Show all lines from the data that include the word "Raman".

::: Task input

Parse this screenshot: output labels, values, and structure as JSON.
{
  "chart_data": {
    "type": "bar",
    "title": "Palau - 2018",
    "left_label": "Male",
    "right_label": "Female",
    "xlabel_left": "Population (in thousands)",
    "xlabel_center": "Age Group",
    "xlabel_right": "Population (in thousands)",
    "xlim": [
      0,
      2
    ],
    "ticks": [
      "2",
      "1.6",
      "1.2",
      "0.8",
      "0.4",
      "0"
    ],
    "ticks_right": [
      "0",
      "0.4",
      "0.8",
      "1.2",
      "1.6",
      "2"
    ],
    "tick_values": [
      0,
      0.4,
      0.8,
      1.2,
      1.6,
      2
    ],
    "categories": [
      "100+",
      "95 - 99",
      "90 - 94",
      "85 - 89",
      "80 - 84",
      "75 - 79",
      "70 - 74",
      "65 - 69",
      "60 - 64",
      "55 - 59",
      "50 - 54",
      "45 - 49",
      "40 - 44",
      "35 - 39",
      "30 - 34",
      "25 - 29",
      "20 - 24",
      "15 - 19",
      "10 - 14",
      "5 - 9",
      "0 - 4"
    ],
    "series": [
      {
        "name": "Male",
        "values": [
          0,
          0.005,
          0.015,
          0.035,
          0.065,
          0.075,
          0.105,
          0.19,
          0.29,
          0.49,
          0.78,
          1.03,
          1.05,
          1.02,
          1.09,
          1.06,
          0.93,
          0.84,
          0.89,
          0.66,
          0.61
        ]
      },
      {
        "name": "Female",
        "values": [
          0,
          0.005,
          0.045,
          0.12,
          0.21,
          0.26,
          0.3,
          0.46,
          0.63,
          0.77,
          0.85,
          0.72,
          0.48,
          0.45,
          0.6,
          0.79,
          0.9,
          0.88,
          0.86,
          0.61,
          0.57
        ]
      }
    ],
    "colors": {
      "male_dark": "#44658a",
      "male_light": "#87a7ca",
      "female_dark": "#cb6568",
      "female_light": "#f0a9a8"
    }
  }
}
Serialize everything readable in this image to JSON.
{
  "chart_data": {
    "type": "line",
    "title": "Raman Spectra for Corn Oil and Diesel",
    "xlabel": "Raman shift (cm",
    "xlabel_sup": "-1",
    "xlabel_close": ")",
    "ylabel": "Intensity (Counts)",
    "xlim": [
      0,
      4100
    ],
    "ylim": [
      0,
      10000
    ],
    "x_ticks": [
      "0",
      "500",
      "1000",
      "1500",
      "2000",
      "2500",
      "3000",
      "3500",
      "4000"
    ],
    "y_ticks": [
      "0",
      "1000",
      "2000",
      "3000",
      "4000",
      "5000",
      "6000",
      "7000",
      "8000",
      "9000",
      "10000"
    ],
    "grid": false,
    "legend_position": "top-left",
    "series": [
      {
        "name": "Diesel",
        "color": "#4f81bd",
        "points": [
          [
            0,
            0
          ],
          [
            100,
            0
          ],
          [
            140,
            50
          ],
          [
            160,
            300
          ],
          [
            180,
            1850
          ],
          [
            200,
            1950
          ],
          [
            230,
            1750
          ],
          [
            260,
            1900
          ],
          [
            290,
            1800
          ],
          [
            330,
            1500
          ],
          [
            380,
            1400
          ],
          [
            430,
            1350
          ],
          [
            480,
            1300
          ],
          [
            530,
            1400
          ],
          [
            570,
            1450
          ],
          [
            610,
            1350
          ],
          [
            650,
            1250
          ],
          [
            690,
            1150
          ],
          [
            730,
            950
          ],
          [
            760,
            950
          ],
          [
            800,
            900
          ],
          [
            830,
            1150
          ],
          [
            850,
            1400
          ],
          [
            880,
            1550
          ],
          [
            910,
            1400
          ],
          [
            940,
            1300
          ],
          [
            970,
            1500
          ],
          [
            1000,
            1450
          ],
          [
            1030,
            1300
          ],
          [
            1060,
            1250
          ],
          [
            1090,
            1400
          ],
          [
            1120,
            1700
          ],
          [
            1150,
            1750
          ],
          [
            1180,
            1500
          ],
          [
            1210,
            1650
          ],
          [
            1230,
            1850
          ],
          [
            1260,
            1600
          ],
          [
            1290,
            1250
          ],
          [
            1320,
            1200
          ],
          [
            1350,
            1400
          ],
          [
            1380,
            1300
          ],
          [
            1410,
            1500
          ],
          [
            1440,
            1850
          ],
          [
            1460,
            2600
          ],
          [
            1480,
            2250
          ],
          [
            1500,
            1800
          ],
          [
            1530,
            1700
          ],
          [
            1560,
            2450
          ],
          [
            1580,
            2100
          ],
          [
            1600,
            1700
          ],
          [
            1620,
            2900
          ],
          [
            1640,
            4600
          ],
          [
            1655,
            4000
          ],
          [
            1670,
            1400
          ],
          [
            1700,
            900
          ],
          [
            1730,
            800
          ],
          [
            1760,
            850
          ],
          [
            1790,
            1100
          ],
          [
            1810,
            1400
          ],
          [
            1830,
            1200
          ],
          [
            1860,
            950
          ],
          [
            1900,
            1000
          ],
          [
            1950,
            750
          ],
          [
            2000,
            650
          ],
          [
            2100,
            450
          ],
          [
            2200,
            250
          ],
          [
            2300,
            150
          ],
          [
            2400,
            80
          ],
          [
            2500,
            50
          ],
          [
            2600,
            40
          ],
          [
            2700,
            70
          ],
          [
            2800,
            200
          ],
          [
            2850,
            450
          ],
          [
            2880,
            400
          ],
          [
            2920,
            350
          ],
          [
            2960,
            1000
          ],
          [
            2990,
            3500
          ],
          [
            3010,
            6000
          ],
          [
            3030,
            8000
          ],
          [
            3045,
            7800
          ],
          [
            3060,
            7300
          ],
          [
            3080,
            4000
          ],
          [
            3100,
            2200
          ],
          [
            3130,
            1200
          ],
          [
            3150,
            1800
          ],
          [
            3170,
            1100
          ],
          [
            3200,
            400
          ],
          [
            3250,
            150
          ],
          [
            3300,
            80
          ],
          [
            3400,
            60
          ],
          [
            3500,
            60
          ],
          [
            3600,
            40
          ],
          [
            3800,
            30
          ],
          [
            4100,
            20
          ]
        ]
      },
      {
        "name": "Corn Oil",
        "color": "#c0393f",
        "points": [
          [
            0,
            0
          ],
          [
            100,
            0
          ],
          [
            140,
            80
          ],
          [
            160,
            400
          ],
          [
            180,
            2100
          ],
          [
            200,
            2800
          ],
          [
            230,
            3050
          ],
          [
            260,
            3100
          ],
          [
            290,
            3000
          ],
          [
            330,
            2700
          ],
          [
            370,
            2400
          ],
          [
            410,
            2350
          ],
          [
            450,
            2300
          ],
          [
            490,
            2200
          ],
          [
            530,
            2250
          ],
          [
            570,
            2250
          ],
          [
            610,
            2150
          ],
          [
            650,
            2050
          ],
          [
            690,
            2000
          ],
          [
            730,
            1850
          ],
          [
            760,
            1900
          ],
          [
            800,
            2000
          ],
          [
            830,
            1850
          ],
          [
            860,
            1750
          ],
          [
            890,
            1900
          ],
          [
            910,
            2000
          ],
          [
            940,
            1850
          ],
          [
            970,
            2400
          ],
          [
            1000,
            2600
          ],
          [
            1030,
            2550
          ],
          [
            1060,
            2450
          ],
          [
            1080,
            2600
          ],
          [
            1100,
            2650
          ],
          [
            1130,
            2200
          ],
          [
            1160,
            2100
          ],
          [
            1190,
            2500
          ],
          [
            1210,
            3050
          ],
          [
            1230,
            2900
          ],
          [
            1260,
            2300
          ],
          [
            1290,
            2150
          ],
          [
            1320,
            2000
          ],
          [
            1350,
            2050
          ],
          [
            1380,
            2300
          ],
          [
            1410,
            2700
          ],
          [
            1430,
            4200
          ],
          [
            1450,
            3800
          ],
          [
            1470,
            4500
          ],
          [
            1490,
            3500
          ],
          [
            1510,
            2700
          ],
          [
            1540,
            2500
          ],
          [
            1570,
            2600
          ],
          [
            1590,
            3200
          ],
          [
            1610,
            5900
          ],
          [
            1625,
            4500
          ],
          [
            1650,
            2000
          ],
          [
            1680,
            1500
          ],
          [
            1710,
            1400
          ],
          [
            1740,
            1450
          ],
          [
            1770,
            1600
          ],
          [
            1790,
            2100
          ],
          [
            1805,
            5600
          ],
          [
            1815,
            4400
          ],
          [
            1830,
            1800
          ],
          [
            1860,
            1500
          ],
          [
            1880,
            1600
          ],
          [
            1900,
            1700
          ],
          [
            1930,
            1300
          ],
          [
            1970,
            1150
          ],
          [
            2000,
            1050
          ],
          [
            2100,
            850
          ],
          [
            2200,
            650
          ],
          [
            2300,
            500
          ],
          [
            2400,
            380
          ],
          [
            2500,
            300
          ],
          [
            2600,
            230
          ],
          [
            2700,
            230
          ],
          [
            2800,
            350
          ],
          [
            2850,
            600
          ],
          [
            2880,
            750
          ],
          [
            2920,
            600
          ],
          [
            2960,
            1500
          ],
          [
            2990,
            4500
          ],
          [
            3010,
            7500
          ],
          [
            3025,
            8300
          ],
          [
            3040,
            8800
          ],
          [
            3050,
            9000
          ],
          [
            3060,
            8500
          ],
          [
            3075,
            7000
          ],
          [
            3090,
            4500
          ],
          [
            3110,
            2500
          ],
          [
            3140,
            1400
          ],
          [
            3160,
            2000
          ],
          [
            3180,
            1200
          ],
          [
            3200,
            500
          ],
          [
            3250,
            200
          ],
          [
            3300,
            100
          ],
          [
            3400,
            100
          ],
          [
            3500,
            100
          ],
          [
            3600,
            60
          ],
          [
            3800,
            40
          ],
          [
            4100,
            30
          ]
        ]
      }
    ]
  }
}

::::::

Output for this exercise
    "title": "Raman Spectra for Corn Oil and Diesel",
    "xlabel": "Raman shift (cm",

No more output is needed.